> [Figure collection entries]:
- - - -
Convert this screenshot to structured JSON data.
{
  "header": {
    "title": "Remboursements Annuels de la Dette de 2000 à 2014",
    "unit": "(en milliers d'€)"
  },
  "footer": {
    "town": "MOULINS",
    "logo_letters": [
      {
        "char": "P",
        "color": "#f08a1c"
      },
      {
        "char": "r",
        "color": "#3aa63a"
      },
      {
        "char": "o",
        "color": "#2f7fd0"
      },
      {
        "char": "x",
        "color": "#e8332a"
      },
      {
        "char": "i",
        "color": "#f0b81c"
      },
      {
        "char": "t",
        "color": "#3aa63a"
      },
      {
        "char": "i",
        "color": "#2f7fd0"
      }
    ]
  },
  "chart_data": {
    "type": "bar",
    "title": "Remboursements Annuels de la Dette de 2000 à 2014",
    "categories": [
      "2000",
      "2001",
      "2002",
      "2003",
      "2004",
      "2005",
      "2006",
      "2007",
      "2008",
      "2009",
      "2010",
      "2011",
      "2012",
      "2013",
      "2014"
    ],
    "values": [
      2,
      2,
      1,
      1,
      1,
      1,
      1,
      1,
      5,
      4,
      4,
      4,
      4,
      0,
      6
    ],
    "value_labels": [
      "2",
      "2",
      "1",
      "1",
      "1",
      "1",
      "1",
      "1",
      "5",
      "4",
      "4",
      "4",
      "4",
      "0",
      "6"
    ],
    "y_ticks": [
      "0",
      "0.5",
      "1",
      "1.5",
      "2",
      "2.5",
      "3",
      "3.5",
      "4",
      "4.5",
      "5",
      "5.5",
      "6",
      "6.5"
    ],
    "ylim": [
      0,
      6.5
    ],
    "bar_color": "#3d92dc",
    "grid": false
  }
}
- - - -
> [Task to complete]: Quote all the records exactly, please, leaving none out.

> [Finished exercise]:
Convert this screenshot to structured JSON data.
{
  "header": {
    "title": "Remboursements Annuels de la Dette de 2000 à 2014",
    "unit": "(en milliers d'€)"
  },
  "footer": {
    "town": "MOULINS",
    "logo_letters": [
      {
        "char": "P",
        "color": "#f08a1c"
      },
      {
        "char": "r",
        "color": "#3aa63a"
      },
      {
        "char": "o",
        "color": "#2f7fd0"
      },
      {
        "char": "x",
        "color": "#e8332a"
      },
      {
        "char": "i",
        "color": "#f0b81c"
      },
      {
        "char": "t",
        "color": "#3aa63a"
      },
      {
        "char": "i",
        "color": "#2f7fd0"
      }
    ]
  },
  "chart_data": {
    "type": "bar",
    "title": "Remboursements Annuels de la Dette de 2000 à 2014",
    "categories": [
      "2000",
      "2001",
      "2002",
      "2003",
      "2004",
      "2005",
      "2006",
      "2007",
      "2008",
      "2009",
      "2010",
      "2011",
      "2012",
      "2013",
      "2014"
    ],
    "values": [
      2,
      2,
      1,
      1,
      1,
      1,
      1,
      1,
      5,
      4,
      4,
      4,
      4,
      0,
      6
    ],
    "value_labels": [
      "2",
      "2",
      "1",
      "1",
      "1",
      "1",
      "1",
      "1",
      "5",
      "4",
      "4",
      "4",
      "4",
      "0",
      "6"
    ],
    "y_ticks": [
      "0",
      "0.5",
      "1",
      "1.5",
      "2",
      "2.5",
      "3",
      "3.5",
      "4",
      "4.5",
      "5",
      "5.5",
      "6",
      "6.5"
    ],
    "ylim": [
      0,
      6.5
    ],
    "bar_color": "#3d92dc",
    "grid": false
  }
}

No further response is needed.